_Aim of the task_: Quote the listing in full, exactly as given, minus any pictures.

(Items listed in a dataset)
◇ ◇ ◇ ◇

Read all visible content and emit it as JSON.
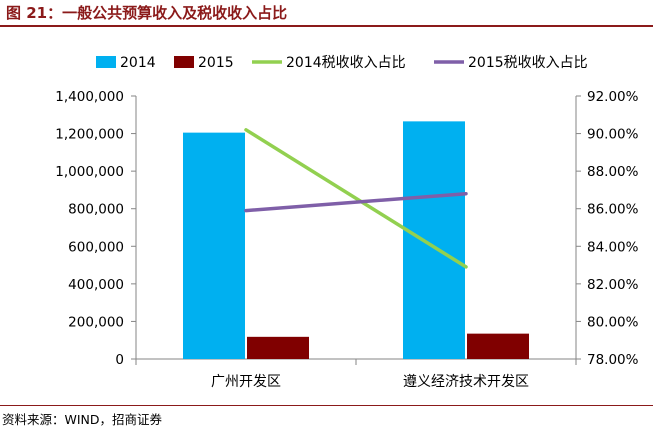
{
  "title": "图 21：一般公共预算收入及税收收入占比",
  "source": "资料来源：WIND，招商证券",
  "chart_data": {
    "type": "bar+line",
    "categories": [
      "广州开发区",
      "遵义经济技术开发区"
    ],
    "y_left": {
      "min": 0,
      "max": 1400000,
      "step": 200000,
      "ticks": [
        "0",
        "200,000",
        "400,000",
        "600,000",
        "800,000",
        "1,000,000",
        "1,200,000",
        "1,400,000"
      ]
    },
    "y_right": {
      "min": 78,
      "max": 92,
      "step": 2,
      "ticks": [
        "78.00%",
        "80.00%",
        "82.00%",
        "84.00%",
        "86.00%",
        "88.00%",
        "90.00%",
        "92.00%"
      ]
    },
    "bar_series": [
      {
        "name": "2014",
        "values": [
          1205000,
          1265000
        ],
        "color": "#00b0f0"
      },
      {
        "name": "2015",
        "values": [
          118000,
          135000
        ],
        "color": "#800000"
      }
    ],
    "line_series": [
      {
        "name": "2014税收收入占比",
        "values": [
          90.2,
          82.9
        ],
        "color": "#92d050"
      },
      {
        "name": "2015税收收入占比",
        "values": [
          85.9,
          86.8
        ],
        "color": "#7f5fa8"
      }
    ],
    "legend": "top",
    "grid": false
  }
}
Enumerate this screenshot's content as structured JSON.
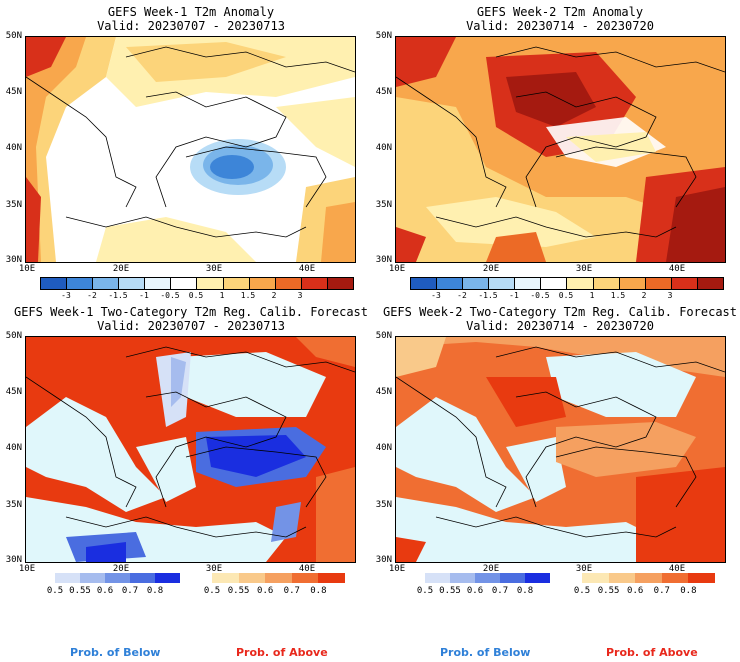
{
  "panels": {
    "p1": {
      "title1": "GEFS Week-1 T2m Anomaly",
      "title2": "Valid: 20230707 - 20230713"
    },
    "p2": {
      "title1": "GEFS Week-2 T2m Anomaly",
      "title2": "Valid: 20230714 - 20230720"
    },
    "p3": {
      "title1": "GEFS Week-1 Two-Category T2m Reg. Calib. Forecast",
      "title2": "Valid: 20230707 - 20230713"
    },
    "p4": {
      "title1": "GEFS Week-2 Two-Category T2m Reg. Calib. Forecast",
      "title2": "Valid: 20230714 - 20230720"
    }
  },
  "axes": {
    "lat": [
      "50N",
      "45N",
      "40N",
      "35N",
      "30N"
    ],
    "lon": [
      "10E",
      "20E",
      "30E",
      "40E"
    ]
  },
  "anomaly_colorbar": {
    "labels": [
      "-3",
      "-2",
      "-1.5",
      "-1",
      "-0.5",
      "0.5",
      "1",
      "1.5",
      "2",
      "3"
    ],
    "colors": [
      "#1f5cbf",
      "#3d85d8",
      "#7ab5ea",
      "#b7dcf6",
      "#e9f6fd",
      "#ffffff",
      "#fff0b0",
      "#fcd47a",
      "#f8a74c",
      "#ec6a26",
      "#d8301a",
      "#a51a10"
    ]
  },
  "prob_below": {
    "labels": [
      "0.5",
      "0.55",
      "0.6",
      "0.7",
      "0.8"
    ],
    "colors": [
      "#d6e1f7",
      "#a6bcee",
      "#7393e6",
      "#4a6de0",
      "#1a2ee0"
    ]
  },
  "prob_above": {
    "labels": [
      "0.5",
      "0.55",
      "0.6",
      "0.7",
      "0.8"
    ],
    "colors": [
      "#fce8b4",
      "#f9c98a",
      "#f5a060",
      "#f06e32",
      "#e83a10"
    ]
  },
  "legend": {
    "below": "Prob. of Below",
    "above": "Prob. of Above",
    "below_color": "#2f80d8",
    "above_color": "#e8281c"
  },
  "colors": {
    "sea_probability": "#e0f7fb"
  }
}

◇ ◇ ◇ ◇

_Correct output_:
Read all visible content and emit it as JSON.
{
  "title": "图 21：一般公共预算收入及税收收入占比",
  "source": "资料来源：WIND，招商证券",
  "chart_data": {
    "type": "bar+line",
    "categories": [
      "广州开发区",
      "遵义经济技术开发区"
    ],
    "y_left": {
      "min": 0,
      "max": 1400000,
      "step": 200000,
      "ticks": [
        "0",
        "200,000",
        "400,000",
        "600,000",
        "800,000",
        "1,000,000",
        "1,200,000",
        "1,400,000"
      ]
    },
    "y_right": {
      "min": 78,
      "max": 92,
      "step": 2,
      "ticks": [
        "78.00%",
        "80.00%",
        "82.00%",
        "84.00%",
        "86.00%",
        "88.00%",
        "90.00%",
        "92.00%"
      ]
    },
    "bar_series": [
      {
        "name": "2014",
        "values": [
          1205000,
          1265000
        ],
        "color": "#00b0f0"
      },
      {
        "name": "2015",
        "values": [
          118000,
          135000
        ],
        "color": "#800000"
      }
    ],
    "line_series": [
      {
        "name": "2014税收收入占比",
        "values": [
          90.2,
          82.9
        ],
        "color": "#92d050"
      },
      {
        "name": "2015税收收入占比",
        "values": [
          85.9,
          86.8
        ],
        "color": "#7f5fa8"
      }
    ],
    "legend": "top",
    "grid": false
  }
}
Enumerate this screenshot's content as structured JSON.
{
  "panels": {
    "p1": {
      "title1": "GEFS Week-1 T2m Anomaly",
      "title2": "Valid: 20230707 - 20230713"
    },
    "p2": {
      "title1": "GEFS Week-2 T2m Anomaly",
      "title2": "Valid: 20230714 - 20230720"
    },
    "p3": {
      "title1": "GEFS Week-1 Two-Category T2m Reg. Calib. Forecast",
      "title2": "Valid: 20230707 - 20230713"
    },
    "p4": {
      "title1": "GEFS Week-2 Two-Category T2m Reg. Calib. Forecast",
      "title2": "Valid: 20230714 - 20230720"
    }
  },
  "axes": {
    "lat": [
      "50N",
      "45N",
      "40N",
      "35N",
      "30N"
    ],
    "lon": [
      "10E",
      "20E",
      "30E",
      "40E"
    ]
  },
  "anomaly_colorbar": {
    "labels": [
      "-3",
      "-2",
      "-1.5",
      "-1",
      "-0.5",
      "0.5",
      "1",
      "1.5",
      "2",
      "3"
    ],
    "colors": [
      "#1f5cbf",
      "#3d85d8",
      "#7ab5ea",
      "#b7dcf6",
      "#e9f6fd",
      "#ffffff",
      "#fff0b0",
      "#fcd47a",
      "#f8a74c",
      "#ec6a26",
      "#d8301a",
      "#a51a10"
    ]
  },
  "prob_below": {
    "labels": [
      "0.5",
      "0.55",
      "0.6",
      "0.7",
      "0.8"
    ],
    "colors": [
      "#d6e1f7",
      "#a6bcee",
      "#7393e6",
      "#4a6de0",
      "#1a2ee0"
    ]
  },
  "prob_above": {
    "labels": [
      "0.5",
      "0.55",
      "0.6",
      "0.7",
      "0.8"
    ],
    "colors": [
      "#fce8b4",
      "#f9c98a",
      "#f5a060",
      "#f06e32",
      "#e83a10"
    ]
  },
  "legend": {
    "below": "Prob. of Below",
    "above": "Prob. of Above",
    "below_color": "#2f80d8",
    "above_color": "#e8281c"
  },
  "colors": {
    "sea_probability": "#e0f7fb"
  }
}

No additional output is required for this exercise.